# Written exercise
Each line containing the word "KUADRAN" must be reported.

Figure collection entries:

☆ ☆ ☆

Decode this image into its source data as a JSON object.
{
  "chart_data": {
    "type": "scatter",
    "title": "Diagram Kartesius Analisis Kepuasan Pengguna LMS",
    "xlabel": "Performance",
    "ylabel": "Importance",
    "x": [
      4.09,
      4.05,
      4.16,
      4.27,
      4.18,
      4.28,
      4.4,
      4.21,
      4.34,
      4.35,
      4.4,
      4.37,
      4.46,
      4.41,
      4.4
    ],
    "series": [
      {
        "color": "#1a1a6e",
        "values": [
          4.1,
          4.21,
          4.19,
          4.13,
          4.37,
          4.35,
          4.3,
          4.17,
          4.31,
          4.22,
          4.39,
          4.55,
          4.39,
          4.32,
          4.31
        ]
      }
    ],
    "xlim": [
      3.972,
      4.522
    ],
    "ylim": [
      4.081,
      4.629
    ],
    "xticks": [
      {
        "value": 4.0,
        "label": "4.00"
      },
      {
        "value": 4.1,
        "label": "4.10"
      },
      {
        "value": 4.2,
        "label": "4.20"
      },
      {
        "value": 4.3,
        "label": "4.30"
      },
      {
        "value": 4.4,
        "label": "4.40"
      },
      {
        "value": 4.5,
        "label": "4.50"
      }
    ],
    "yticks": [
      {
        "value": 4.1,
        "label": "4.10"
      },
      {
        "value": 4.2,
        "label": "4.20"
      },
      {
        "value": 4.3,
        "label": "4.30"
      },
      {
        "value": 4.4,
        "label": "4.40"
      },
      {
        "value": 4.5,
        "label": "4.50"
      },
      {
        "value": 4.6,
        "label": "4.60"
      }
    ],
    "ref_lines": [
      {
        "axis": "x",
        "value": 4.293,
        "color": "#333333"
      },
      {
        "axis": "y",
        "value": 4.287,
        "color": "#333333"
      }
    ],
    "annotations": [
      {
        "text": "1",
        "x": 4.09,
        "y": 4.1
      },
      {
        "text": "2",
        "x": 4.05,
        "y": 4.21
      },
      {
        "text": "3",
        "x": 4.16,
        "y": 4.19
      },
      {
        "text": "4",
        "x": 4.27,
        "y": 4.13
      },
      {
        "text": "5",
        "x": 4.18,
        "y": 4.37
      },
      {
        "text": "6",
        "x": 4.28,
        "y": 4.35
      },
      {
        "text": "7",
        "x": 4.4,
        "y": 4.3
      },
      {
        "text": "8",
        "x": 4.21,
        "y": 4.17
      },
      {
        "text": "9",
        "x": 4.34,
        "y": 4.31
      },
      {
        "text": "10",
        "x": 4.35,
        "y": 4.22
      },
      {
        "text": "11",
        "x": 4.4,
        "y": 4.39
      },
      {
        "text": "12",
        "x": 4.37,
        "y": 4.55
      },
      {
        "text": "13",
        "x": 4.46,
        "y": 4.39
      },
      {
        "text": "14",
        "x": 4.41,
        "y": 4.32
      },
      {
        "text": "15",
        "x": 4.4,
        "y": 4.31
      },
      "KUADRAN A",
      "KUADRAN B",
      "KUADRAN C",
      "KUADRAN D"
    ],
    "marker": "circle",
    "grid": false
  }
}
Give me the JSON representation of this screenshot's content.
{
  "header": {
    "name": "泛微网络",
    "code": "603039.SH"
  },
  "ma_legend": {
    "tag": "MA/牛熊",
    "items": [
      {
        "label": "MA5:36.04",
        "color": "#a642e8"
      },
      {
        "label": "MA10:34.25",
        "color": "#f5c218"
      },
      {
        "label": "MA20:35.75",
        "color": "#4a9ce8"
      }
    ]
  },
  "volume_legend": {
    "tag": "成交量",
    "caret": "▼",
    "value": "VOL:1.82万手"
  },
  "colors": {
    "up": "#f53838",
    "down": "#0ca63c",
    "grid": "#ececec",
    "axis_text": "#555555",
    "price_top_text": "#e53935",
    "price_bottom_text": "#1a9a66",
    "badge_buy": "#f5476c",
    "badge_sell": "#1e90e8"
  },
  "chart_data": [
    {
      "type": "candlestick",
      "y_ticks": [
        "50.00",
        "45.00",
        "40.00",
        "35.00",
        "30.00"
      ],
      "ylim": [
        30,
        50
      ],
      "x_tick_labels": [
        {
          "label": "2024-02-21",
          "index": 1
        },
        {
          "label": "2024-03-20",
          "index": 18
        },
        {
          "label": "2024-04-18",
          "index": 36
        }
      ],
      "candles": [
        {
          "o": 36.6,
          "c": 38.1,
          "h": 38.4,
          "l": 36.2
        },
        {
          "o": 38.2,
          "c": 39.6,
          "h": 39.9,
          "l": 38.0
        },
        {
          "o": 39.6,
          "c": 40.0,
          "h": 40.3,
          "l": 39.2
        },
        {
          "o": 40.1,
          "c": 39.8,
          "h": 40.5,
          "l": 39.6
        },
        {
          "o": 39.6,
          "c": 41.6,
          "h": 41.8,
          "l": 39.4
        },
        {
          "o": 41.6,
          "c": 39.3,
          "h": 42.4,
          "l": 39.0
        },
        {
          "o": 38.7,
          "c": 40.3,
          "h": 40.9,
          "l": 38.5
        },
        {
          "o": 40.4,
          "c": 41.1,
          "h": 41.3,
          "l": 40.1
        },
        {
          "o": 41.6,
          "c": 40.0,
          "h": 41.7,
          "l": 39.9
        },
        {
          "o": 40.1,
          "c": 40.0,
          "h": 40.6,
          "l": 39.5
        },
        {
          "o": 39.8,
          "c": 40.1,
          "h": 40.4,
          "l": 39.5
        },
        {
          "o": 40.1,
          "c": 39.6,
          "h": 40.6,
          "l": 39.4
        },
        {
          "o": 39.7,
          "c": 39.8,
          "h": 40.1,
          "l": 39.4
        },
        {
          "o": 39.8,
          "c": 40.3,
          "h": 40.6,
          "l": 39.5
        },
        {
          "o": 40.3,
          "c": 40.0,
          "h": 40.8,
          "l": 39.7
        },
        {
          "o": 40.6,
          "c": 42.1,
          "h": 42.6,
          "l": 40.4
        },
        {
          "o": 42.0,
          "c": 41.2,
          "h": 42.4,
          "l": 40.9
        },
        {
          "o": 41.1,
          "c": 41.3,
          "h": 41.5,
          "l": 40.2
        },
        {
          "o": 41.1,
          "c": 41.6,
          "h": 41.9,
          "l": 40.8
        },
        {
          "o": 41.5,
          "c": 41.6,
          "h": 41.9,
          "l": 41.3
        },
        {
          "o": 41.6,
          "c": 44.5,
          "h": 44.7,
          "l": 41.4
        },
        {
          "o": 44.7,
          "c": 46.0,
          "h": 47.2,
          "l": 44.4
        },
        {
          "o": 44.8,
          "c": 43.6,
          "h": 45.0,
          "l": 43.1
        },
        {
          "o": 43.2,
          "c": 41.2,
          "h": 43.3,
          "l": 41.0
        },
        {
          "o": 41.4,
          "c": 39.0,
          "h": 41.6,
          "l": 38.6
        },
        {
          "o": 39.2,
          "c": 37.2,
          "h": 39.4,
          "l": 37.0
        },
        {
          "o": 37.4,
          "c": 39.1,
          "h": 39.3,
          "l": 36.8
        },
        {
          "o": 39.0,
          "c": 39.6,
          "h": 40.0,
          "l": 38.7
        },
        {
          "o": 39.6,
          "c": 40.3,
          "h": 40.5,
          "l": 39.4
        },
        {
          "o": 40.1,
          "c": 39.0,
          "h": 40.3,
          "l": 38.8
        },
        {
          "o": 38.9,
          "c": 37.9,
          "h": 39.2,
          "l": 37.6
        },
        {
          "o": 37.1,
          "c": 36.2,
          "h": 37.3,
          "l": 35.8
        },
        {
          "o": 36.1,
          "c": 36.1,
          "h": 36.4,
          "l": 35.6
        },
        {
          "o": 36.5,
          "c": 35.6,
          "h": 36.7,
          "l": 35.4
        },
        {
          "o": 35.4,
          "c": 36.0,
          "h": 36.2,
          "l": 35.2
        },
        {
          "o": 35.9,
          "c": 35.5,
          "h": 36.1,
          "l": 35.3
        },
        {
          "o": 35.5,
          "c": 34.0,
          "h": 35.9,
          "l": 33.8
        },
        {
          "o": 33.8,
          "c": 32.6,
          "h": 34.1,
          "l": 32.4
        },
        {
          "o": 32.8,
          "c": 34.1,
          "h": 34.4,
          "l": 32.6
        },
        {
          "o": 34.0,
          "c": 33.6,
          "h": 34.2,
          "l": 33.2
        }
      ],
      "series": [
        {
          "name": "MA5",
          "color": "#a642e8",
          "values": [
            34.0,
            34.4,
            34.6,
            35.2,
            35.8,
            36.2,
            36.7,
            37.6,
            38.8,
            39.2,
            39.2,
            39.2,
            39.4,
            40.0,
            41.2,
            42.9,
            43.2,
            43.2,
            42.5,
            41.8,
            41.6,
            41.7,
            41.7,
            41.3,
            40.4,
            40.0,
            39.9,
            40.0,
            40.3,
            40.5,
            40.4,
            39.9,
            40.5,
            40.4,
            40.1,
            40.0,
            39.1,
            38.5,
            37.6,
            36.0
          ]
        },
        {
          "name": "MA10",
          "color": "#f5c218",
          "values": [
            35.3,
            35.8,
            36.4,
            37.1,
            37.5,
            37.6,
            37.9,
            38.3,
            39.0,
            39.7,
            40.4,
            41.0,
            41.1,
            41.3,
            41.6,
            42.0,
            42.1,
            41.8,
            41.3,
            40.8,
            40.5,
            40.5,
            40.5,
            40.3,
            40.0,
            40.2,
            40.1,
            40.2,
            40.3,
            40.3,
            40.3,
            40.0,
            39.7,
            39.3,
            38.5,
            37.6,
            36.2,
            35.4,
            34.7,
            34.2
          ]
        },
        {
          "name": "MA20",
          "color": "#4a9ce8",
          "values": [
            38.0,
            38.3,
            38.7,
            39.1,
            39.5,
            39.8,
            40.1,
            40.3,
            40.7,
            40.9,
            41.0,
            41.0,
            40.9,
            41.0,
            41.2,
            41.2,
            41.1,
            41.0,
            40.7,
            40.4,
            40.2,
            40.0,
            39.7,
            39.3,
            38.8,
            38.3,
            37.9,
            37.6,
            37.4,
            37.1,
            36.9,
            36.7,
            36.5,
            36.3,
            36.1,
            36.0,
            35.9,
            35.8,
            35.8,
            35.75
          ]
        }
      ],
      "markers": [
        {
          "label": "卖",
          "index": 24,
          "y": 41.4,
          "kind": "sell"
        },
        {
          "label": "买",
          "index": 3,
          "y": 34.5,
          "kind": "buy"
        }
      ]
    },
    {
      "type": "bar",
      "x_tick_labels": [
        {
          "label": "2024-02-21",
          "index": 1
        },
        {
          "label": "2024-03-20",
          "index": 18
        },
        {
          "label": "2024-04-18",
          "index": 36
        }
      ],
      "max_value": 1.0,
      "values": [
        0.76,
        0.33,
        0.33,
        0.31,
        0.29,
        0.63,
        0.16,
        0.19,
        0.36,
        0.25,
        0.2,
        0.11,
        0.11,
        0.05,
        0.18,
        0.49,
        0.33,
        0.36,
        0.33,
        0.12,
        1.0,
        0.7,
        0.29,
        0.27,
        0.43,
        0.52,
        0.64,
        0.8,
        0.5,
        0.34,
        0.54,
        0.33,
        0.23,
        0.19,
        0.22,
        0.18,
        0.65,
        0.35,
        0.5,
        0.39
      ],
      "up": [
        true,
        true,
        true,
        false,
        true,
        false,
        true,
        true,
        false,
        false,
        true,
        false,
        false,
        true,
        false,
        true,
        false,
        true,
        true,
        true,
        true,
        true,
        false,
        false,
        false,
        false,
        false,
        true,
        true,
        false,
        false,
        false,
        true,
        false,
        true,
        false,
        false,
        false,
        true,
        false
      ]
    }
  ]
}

☆ ☆ ☆

# Exercise solution
      "KUADRAN A",
      "KUADRAN B",
      "KUADRAN C",
      "KUADRAN D"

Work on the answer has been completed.